Entries:
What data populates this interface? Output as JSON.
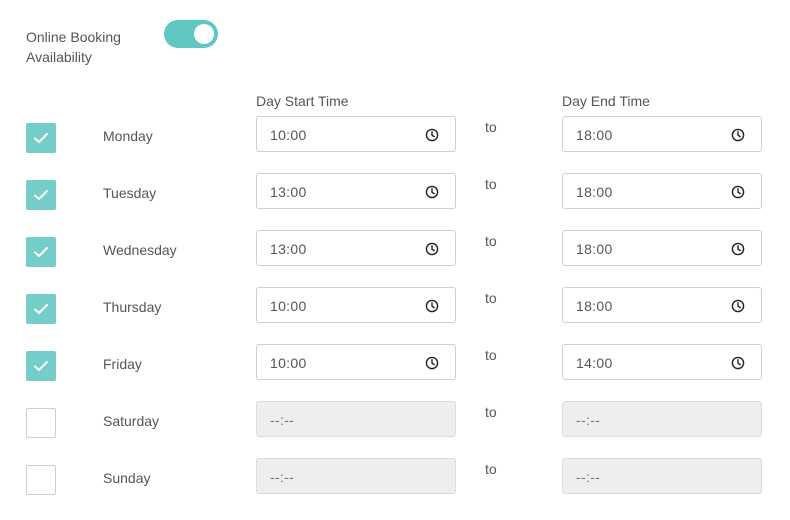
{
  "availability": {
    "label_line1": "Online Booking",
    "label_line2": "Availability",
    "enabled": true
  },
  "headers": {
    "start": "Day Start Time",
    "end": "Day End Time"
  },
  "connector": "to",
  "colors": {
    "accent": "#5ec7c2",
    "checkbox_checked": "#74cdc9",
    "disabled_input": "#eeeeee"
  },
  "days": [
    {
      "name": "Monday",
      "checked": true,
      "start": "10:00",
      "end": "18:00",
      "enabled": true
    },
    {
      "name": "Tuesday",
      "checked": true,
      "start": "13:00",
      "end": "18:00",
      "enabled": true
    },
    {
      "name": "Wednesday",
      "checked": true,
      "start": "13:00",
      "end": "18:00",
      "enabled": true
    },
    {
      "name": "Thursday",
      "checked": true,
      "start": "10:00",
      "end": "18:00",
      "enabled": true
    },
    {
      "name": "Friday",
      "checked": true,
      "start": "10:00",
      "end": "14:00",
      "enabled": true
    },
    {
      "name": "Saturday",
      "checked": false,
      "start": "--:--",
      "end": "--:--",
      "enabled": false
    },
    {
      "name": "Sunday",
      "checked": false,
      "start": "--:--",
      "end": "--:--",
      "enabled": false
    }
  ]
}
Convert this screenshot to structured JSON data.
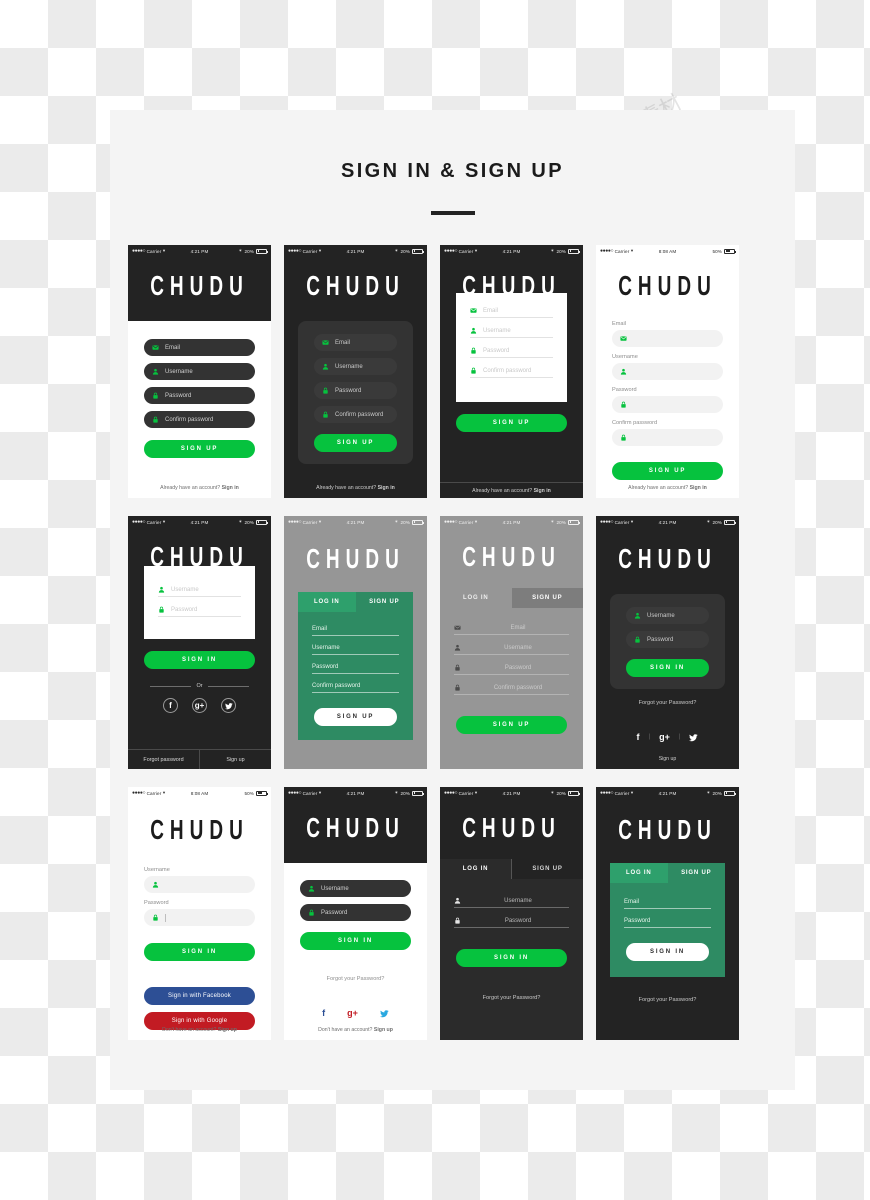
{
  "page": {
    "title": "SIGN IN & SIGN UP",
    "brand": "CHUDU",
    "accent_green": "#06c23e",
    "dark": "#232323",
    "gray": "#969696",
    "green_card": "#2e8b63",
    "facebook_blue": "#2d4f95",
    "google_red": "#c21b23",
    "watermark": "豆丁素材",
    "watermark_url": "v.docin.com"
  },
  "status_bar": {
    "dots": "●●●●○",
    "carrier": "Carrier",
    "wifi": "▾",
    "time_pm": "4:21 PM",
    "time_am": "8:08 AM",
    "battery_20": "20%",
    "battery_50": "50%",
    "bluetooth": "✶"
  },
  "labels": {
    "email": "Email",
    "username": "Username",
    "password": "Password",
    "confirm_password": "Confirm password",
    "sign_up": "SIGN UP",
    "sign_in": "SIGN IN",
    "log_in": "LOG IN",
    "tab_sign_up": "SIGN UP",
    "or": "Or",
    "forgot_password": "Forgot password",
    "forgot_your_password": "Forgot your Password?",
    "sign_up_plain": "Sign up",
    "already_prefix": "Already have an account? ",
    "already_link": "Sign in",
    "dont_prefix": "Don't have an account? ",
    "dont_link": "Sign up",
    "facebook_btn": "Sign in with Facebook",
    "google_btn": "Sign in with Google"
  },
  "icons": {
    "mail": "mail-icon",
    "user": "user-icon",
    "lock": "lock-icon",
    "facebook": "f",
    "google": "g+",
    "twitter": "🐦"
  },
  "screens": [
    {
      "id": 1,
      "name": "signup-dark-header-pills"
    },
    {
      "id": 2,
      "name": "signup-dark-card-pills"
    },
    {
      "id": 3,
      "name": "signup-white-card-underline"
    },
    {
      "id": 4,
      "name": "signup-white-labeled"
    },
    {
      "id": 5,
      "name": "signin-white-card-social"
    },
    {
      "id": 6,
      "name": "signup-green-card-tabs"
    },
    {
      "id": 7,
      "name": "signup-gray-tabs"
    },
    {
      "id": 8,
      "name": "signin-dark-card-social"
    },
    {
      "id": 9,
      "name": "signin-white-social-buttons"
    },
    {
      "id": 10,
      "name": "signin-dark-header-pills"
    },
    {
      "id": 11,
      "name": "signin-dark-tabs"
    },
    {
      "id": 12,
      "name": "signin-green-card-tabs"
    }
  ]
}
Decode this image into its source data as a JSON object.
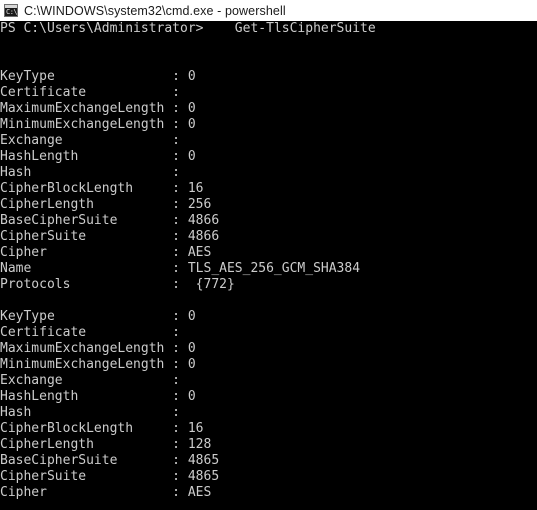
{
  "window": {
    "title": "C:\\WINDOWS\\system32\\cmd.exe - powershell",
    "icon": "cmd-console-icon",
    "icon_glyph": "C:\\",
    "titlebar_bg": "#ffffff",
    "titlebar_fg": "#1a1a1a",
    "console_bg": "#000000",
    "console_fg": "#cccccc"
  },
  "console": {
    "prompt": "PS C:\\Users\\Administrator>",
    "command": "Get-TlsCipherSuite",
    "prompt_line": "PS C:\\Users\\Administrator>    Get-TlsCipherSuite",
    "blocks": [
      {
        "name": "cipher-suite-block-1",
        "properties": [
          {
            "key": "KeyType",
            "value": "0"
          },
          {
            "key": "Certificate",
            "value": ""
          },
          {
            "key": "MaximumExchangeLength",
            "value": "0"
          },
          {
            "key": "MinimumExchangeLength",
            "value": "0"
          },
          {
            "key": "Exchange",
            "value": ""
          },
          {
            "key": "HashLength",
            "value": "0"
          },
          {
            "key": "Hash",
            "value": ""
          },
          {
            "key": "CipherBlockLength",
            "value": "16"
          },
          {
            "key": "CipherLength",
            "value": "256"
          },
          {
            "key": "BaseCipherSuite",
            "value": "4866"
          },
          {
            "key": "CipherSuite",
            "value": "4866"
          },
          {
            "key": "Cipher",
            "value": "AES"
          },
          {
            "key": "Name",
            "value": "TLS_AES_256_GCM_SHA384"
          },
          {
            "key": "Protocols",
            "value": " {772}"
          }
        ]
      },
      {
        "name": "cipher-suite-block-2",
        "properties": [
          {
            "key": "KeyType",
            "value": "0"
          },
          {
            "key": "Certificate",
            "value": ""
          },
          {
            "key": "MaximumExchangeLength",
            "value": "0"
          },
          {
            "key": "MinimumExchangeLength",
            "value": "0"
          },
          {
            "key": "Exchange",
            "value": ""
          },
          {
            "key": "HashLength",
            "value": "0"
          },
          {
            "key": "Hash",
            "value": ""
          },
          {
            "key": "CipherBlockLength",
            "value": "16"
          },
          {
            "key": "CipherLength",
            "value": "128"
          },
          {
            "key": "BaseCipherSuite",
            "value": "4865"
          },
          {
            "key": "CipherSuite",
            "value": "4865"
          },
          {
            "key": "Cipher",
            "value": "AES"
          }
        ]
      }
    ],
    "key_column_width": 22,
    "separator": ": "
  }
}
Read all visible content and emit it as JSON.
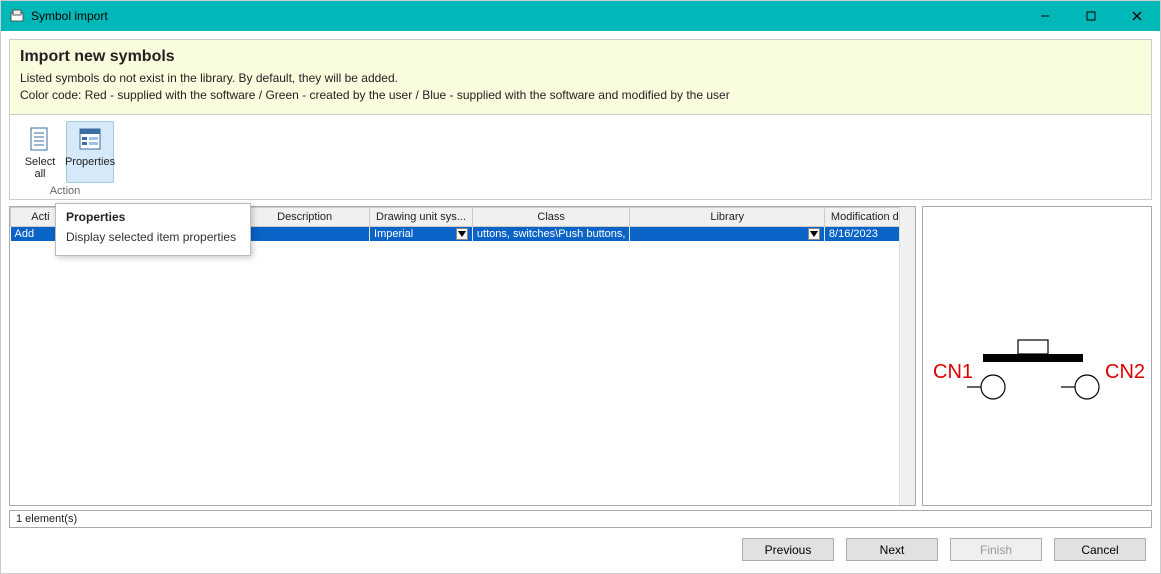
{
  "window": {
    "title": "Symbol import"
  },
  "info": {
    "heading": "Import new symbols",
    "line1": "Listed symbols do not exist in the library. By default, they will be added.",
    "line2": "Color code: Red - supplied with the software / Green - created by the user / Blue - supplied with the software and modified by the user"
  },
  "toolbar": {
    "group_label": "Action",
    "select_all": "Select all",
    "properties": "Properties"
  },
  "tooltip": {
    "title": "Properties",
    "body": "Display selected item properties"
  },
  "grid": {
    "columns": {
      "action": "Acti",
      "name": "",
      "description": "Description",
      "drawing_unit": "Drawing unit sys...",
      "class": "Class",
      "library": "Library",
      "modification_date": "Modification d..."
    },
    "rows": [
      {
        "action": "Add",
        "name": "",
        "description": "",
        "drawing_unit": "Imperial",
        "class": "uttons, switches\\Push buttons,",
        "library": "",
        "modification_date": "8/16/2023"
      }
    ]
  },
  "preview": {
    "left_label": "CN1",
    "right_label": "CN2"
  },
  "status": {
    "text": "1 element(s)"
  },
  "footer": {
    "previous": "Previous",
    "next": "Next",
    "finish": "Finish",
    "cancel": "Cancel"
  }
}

The task: Transcribe the records verbatim and omit the images.

Response to the exercise:
What data populates this interface? Output as JSON.
{
  "availability": {
    "label_line1": "Online Booking",
    "label_line2": "Availability",
    "enabled": true
  },
  "headers": {
    "start": "Day Start Time",
    "end": "Day End Time"
  },
  "connector": "to",
  "colors": {
    "accent": "#5ec7c2",
    "checkbox_checked": "#74cdc9",
    "disabled_input": "#eeeeee"
  },
  "days": [
    {
      "name": "Monday",
      "checked": true,
      "start": "10:00",
      "end": "18:00",
      "enabled": true
    },
    {
      "name": "Tuesday",
      "checked": true,
      "start": "13:00",
      "end": "18:00",
      "enabled": true
    },
    {
      "name": "Wednesday",
      "checked": true,
      "start": "13:00",
      "end": "18:00",
      "enabled": true
    },
    {
      "name": "Thursday",
      "checked": true,
      "start": "10:00",
      "end": "18:00",
      "enabled": true
    },
    {
      "name": "Friday",
      "checked": true,
      "start": "10:00",
      "end": "14:00",
      "enabled": true
    },
    {
      "name": "Saturday",
      "checked": false,
      "start": "--:--",
      "end": "--:--",
      "enabled": false
    },
    {
      "name": "Sunday",
      "checked": false,
      "start": "--:--",
      "end": "--:--",
      "enabled": false
    }
  ]
}
Convert this screenshot to structured JSON data.
{
  "page": {
    "title": "SIGN IN & SIGN UP",
    "brand": "CHUDU",
    "accent_green": "#06c23e",
    "dark": "#232323",
    "gray": "#969696",
    "green_card": "#2e8b63",
    "facebook_blue": "#2d4f95",
    "google_red": "#c21b23",
    "watermark": "豆丁素材",
    "watermark_url": "v.docin.com"
  },
  "status_bar": {
    "dots": "●●●●○",
    "carrier": "Carrier",
    "wifi": "▾",
    "time_pm": "4:21 PM",
    "time_am": "8:08 AM",
    "battery_20": "20%",
    "battery_50": "50%",
    "bluetooth": "✶"
  },
  "labels": {
    "email": "Email",
    "username": "Username",
    "password": "Password",
    "confirm_password": "Confirm password",
    "sign_up": "SIGN UP",
    "sign_in": "SIGN IN",
    "log_in": "LOG IN",
    "tab_sign_up": "SIGN UP",
    "or": "Or",
    "forgot_password": "Forgot password",
    "forgot_your_password": "Forgot your Password?",
    "sign_up_plain": "Sign up",
    "already_prefix": "Already have an account? ",
    "already_link": "Sign in",
    "dont_prefix": "Don't have an account? ",
    "dont_link": "Sign up",
    "facebook_btn": "Sign in with Facebook",
    "google_btn": "Sign in with Google"
  },
  "icons": {
    "mail": "mail-icon",
    "user": "user-icon",
    "lock": "lock-icon",
    "facebook": "f",
    "google": "g+",
    "twitter": "🐦"
  },
  "screens": [
    {
      "id": 1,
      "name": "signup-dark-header-pills"
    },
    {
      "id": 2,
      "name": "signup-dark-card-pills"
    },
    {
      "id": 3,
      "name": "signup-white-card-underline"
    },
    {
      "id": 4,
      "name": "signup-white-labeled"
    },
    {
      "id": 5,
      "name": "signin-white-card-social"
    },
    {
      "id": 6,
      "name": "signup-green-card-tabs"
    },
    {
      "id": 7,
      "name": "signup-gray-tabs"
    },
    {
      "id": 8,
      "name": "signin-dark-card-social"
    },
    {
      "id": 9,
      "name": "signin-white-social-buttons"
    },
    {
      "id": 10,
      "name": "signin-dark-header-pills"
    },
    {
      "id": 11,
      "name": "signin-dark-tabs"
    },
    {
      "id": 12,
      "name": "signin-green-card-tabs"
    }
  ]
}
Decode this image into its source data as a JSON object.
{
  "window": {
    "title": "C:\\WINDOWS\\system32\\cmd.exe - powershell",
    "icon": "cmd-console-icon",
    "icon_glyph": "C:\\",
    "titlebar_bg": "#ffffff",
    "titlebar_fg": "#1a1a1a",
    "console_bg": "#000000",
    "console_fg": "#cccccc"
  },
  "console": {
    "prompt": "PS C:\\Users\\Administrator>",
    "command": "Get-TlsCipherSuite",
    "prompt_line": "PS C:\\Users\\Administrator>    Get-TlsCipherSuite",
    "blocks": [
      {
        "name": "cipher-suite-block-1",
        "properties": [
          {
            "key": "KeyType",
            "value": "0"
          },
          {
            "key": "Certificate",
            "value": ""
          },
          {
            "key": "MaximumExchangeLength",
            "value": "0"
          },
          {
            "key": "MinimumExchangeLength",
            "value": "0"
          },
          {
            "key": "Exchange",
            "value": ""
          },
          {
            "key": "HashLength",
            "value": "0"
          },
          {
            "key": "Hash",
            "value": ""
          },
          {
            "key": "CipherBlockLength",
            "value": "16"
          },
          {
            "key": "CipherLength",
            "value": "256"
          },
          {
            "key": "BaseCipherSuite",
            "value": "4866"
          },
          {
            "key": "CipherSuite",
            "value": "4866"
          },
          {
            "key": "Cipher",
            "value": "AES"
          },
          {
            "key": "Name",
            "value": "TLS_AES_256_GCM_SHA384"
          },
          {
            "key": "Protocols",
            "value": " {772}"
          }
        ]
      },
      {
        "name": "cipher-suite-block-2",
        "properties": [
          {
            "key": "KeyType",
            "value": "0"
          },
          {
            "key": "Certificate",
            "value": ""
          },
          {
            "key": "MaximumExchangeLength",
            "value": "0"
          },
          {
            "key": "MinimumExchangeLength",
            "value": "0"
          },
          {
            "key": "Exchange",
            "value": ""
          },
          {
            "key": "HashLength",
            "value": "0"
          },
          {
            "key": "Hash",
            "value": ""
          },
          {
            "key": "CipherBlockLength",
            "value": "16"
          },
          {
            "key": "CipherLength",
            "value": "128"
          },
          {
            "key": "BaseCipherSuite",
            "value": "4865"
          },
          {
            "key": "CipherSuite",
            "value": "4865"
          },
          {
            "key": "Cipher",
            "value": "AES"
          }
        ]
      }
    ],
    "key_column_width": 22,
    "separator": ": "
  }
}
Read all visible content and emit it as JSON.
{
  "window": {
    "title": "Symbol import"
  },
  "info": {
    "heading": "Import new symbols",
    "line1": "Listed symbols do not exist in the library. By default, they will be added.",
    "line2": "Color code: Red - supplied with the software / Green - created by the user / Blue - supplied with the software and modified by the user"
  },
  "toolbar": {
    "group_label": "Action",
    "select_all": "Select all",
    "properties": "Properties"
  },
  "tooltip": {
    "title": "Properties",
    "body": "Display selected item properties"
  },
  "grid": {
    "columns": {
      "action": "Acti",
      "name": "",
      "description": "Description",
      "drawing_unit": "Drawing unit sys...",
      "class": "Class",
      "library": "Library",
      "modification_date": "Modification d..."
    },
    "rows": [
      {
        "action": "Add",
        "name": "",
        "description": "",
        "drawing_unit": "Imperial",
        "class": "uttons, switches\\Push buttons,",
        "library": "",
        "modification_date": "8/16/2023"
      }
    ]
  },
  "preview": {
    "left_label": "CN1",
    "right_label": "CN2"
  },
  "status": {
    "text": "1 element(s)"
  },
  "footer": {
    "previous": "Previous",
    "next": "Next",
    "finish": "Finish",
    "cancel": "Cancel"
  }
}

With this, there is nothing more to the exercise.